# Task to complete
Scan the lines below; pull out those with "name".

# Records to use
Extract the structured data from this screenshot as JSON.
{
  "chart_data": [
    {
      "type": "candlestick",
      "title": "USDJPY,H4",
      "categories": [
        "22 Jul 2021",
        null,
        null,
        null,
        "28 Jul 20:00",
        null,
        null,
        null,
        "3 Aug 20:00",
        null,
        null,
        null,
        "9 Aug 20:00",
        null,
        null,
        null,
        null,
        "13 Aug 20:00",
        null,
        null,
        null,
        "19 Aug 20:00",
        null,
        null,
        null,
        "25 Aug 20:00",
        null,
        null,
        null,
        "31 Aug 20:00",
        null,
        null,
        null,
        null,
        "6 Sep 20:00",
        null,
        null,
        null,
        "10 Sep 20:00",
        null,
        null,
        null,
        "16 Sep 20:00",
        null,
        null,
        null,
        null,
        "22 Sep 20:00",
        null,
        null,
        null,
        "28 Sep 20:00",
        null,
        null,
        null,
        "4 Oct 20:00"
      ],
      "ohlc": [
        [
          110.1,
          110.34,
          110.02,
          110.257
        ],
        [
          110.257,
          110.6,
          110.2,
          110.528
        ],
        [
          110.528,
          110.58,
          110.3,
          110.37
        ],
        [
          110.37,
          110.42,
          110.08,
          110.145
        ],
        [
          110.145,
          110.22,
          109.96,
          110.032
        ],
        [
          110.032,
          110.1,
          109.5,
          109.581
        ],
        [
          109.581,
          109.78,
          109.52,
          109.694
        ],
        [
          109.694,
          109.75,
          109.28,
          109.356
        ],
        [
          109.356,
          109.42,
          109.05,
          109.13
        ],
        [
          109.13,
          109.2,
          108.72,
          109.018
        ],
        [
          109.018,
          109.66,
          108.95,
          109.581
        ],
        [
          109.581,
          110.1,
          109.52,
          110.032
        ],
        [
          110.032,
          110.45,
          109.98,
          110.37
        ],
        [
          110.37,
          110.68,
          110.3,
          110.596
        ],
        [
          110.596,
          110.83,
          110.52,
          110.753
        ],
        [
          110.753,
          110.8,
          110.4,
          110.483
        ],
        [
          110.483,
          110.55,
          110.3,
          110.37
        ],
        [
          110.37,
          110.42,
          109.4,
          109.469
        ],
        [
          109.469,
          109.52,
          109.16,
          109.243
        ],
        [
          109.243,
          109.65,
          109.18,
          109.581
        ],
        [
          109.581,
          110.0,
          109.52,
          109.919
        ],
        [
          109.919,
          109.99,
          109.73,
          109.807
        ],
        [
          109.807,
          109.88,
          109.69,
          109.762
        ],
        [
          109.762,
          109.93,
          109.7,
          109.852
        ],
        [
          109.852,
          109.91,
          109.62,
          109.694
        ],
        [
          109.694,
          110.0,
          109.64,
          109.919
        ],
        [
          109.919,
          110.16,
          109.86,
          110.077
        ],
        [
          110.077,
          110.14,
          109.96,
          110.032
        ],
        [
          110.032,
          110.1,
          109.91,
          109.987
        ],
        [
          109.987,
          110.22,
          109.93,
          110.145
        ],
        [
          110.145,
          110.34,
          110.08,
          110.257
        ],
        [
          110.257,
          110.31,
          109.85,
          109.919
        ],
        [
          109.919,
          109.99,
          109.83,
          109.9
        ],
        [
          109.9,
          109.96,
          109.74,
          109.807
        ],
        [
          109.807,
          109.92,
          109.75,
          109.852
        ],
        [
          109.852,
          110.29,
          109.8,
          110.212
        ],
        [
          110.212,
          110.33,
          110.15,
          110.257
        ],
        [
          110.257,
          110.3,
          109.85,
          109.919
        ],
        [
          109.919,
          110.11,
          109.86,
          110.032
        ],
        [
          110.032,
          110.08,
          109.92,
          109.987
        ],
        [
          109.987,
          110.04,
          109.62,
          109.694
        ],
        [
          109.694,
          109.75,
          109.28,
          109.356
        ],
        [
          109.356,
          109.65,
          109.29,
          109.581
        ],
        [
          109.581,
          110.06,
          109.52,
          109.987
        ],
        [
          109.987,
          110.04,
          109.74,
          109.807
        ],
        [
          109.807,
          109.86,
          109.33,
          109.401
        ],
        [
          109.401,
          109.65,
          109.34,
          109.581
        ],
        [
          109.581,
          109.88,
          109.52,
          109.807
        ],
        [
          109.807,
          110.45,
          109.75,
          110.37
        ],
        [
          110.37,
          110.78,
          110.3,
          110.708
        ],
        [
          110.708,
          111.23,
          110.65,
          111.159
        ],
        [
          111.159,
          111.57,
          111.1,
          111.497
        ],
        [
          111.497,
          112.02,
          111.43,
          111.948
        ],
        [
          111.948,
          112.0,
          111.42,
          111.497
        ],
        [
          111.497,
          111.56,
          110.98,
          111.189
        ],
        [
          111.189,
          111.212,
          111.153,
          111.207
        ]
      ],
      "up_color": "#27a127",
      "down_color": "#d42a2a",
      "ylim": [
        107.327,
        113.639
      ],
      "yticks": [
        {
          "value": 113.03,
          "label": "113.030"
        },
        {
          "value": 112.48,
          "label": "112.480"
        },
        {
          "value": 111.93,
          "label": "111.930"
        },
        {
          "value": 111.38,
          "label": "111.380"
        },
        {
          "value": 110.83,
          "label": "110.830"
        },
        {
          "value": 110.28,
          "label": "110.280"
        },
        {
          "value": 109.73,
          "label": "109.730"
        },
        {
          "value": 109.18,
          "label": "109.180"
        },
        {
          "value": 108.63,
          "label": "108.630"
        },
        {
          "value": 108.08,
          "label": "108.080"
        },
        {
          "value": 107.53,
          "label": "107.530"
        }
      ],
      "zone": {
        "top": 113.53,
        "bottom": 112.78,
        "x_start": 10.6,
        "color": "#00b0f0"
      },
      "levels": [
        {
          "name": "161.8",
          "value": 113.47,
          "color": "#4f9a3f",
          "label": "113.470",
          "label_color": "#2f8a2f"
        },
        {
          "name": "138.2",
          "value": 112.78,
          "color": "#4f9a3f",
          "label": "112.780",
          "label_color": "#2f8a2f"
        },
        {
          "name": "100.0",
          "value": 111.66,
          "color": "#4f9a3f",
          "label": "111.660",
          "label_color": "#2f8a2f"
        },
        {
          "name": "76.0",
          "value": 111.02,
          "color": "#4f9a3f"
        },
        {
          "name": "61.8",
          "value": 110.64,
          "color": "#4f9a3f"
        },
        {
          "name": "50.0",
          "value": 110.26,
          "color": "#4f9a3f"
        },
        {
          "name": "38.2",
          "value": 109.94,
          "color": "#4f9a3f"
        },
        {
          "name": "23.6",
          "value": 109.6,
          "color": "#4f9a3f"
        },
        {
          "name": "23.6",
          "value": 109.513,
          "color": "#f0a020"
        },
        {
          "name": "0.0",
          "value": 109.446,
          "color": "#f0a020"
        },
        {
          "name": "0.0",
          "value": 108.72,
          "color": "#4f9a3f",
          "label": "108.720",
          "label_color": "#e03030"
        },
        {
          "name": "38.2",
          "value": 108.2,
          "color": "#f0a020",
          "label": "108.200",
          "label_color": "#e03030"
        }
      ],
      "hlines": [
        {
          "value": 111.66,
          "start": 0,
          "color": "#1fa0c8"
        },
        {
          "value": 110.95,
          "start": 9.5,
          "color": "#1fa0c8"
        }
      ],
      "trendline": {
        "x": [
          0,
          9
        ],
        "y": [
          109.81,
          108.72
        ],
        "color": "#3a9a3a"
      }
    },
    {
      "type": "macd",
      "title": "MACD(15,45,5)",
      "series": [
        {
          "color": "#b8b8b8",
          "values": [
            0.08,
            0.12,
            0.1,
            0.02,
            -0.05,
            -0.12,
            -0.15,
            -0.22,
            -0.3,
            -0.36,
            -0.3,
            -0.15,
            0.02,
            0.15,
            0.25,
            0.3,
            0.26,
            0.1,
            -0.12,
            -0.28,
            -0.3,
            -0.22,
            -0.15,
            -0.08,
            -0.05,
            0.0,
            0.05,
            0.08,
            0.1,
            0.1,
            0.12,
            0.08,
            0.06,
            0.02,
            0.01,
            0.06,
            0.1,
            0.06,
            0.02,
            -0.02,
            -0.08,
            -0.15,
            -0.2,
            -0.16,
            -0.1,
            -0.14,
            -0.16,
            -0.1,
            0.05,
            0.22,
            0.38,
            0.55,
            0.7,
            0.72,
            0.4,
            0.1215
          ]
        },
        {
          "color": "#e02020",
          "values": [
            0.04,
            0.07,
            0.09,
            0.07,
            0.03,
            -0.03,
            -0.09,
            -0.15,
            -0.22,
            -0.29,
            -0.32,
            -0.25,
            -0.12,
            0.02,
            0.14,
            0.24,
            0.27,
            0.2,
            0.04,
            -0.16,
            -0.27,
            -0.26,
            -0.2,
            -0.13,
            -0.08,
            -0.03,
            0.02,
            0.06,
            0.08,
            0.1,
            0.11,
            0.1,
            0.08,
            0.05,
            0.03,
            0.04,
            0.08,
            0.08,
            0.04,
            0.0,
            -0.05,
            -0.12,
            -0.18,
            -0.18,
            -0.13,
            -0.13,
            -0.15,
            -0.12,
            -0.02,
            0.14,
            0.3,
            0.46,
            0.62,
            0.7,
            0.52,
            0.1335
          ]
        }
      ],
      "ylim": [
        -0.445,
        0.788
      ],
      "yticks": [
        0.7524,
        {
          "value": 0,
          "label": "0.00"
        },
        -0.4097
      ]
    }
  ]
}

# Written answer
          "name": "161.8",
          "name": "138.2",
          "name": "100.0",
          "name": "76.0",
          "name": "61.8",
          "name": "50.0",
          "name": "38.2",
          "name": "23.6",
          "name": "23.6",
          "name": "0.0",
          "name": "0.0",
          "name": "38.2",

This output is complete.